STORED ROWS

START

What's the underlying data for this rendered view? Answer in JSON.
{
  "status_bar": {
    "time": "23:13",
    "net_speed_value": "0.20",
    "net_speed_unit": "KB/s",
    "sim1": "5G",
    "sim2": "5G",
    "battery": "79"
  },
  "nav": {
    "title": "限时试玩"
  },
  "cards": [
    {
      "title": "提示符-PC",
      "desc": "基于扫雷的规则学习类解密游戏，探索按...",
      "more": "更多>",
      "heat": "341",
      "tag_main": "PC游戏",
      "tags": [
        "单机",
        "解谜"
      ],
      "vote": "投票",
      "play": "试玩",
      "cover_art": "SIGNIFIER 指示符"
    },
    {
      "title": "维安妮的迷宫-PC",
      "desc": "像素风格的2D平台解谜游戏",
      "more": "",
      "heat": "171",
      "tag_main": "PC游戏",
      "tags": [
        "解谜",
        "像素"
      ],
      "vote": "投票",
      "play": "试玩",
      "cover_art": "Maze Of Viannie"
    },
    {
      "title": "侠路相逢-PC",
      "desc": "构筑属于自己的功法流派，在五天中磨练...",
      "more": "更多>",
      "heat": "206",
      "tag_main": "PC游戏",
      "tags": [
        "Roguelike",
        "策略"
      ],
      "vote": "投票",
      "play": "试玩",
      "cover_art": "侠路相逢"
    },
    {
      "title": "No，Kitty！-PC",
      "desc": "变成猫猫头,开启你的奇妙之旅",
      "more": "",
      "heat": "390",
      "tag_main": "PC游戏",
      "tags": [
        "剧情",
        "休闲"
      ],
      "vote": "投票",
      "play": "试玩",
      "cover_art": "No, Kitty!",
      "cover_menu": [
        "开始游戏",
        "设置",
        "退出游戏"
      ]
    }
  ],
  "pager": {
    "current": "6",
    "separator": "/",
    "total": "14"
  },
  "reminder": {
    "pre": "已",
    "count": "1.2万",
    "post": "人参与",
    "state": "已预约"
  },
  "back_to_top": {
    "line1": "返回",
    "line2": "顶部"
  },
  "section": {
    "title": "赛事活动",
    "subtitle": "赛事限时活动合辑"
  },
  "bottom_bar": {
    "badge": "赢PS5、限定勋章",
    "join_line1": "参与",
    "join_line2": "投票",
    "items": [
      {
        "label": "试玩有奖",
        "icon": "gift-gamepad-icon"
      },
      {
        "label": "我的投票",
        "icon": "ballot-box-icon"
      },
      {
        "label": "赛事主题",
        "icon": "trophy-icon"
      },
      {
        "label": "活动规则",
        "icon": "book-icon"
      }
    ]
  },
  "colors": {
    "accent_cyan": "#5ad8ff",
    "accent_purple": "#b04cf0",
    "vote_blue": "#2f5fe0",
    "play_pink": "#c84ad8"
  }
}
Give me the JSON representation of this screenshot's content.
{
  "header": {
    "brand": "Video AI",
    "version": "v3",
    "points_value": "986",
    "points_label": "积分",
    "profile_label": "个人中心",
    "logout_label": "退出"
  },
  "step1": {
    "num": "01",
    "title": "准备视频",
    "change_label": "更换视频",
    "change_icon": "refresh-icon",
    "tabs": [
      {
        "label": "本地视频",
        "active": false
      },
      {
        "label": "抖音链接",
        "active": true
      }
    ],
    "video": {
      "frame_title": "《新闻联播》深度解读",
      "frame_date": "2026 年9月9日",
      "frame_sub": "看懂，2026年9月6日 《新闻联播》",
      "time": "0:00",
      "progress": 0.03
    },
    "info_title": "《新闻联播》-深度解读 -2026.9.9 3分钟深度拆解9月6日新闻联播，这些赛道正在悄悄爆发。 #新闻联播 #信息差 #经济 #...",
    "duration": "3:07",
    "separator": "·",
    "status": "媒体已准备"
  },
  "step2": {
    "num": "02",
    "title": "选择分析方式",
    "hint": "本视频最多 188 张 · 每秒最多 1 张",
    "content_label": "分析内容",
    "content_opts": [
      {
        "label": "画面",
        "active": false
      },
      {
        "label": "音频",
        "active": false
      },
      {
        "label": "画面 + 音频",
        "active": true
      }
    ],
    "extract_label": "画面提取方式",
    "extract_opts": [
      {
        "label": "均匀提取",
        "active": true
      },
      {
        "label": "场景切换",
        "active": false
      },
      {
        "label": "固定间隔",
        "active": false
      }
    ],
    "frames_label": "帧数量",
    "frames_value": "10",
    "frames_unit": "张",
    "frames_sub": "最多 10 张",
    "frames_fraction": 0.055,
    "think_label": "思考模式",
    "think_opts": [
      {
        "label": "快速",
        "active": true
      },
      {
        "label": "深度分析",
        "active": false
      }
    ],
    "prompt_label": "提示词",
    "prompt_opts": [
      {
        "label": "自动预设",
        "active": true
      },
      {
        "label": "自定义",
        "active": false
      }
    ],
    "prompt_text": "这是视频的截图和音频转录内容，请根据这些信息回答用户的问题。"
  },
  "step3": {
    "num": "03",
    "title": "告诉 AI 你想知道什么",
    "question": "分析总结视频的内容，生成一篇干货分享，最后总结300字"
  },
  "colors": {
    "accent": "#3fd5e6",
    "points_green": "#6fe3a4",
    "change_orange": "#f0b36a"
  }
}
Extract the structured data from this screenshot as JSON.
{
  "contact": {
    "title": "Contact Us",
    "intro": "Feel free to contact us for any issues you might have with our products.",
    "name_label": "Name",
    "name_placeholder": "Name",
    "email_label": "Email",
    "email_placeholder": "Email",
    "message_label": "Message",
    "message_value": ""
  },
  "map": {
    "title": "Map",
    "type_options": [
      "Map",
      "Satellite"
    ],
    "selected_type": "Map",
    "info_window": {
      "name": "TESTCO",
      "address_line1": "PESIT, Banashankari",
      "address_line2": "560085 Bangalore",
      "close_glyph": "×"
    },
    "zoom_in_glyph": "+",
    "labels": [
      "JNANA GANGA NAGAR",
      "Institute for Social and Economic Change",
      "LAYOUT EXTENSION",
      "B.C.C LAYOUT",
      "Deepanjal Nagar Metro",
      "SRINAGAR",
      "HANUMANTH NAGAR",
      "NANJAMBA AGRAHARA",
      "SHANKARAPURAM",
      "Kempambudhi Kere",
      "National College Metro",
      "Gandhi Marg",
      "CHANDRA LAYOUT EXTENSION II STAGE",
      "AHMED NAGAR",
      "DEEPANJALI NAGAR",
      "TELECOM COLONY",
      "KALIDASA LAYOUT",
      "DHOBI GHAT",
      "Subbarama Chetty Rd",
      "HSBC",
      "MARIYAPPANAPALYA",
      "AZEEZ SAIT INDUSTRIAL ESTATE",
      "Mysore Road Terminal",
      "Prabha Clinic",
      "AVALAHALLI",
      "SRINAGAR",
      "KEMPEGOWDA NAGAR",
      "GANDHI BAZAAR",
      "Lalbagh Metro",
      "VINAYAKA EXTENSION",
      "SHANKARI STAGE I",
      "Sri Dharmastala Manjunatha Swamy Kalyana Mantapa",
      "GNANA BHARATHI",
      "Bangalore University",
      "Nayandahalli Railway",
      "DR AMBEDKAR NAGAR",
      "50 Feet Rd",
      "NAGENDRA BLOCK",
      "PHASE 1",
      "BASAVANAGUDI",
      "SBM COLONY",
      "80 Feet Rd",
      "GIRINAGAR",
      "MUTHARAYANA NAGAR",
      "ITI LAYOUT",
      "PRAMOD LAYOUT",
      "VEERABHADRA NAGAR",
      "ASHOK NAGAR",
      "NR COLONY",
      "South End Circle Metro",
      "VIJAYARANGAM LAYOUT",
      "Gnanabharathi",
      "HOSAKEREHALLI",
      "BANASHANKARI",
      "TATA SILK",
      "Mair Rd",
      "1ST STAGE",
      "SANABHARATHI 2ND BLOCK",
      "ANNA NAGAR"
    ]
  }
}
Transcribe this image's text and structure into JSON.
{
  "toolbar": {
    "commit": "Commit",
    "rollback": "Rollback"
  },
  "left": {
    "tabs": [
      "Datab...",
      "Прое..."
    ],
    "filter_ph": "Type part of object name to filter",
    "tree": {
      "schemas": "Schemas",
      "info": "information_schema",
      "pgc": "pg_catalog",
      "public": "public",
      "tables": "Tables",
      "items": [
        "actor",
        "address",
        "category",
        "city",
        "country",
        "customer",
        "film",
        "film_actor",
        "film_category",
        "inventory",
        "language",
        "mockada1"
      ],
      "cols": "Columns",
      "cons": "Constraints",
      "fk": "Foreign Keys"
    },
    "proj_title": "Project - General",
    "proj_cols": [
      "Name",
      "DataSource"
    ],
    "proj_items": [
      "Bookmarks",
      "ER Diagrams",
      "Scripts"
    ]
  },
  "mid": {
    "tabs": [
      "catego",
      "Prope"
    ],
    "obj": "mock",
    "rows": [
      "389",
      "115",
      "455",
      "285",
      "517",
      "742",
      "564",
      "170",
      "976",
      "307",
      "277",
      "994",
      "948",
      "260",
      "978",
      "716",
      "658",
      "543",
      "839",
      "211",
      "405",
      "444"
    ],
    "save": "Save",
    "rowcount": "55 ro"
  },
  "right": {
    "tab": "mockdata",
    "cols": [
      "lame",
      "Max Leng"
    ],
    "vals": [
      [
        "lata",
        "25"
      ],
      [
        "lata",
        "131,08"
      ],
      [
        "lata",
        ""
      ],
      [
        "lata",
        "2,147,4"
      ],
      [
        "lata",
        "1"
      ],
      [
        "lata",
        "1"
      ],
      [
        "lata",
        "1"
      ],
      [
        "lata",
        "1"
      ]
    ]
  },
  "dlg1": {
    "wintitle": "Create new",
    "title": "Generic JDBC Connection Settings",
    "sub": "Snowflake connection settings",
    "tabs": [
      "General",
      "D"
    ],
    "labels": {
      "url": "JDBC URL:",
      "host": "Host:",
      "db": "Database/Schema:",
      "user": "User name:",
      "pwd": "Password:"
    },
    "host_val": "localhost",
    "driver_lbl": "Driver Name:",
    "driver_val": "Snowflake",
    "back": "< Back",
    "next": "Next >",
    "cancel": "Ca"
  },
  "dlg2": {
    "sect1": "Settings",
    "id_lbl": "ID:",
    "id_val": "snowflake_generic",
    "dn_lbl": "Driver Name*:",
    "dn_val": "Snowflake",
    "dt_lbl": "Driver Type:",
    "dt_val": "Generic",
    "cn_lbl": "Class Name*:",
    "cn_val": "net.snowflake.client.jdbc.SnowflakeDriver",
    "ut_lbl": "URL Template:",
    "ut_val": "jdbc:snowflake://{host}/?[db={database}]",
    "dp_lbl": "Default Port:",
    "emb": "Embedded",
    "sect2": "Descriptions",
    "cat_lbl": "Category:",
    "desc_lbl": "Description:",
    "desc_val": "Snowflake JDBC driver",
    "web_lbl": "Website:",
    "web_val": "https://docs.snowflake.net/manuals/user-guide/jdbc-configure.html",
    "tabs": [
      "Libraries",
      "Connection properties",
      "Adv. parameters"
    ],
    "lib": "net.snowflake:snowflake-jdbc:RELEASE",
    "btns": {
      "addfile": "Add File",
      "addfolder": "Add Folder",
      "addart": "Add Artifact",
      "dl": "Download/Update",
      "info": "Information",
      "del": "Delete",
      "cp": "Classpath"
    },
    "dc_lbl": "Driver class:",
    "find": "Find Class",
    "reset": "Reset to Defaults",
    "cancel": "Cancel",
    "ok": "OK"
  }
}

END

DIRECTION
The word "this" appears in how many lines of the data? Answer with only the number.

TASK OUTPUT
4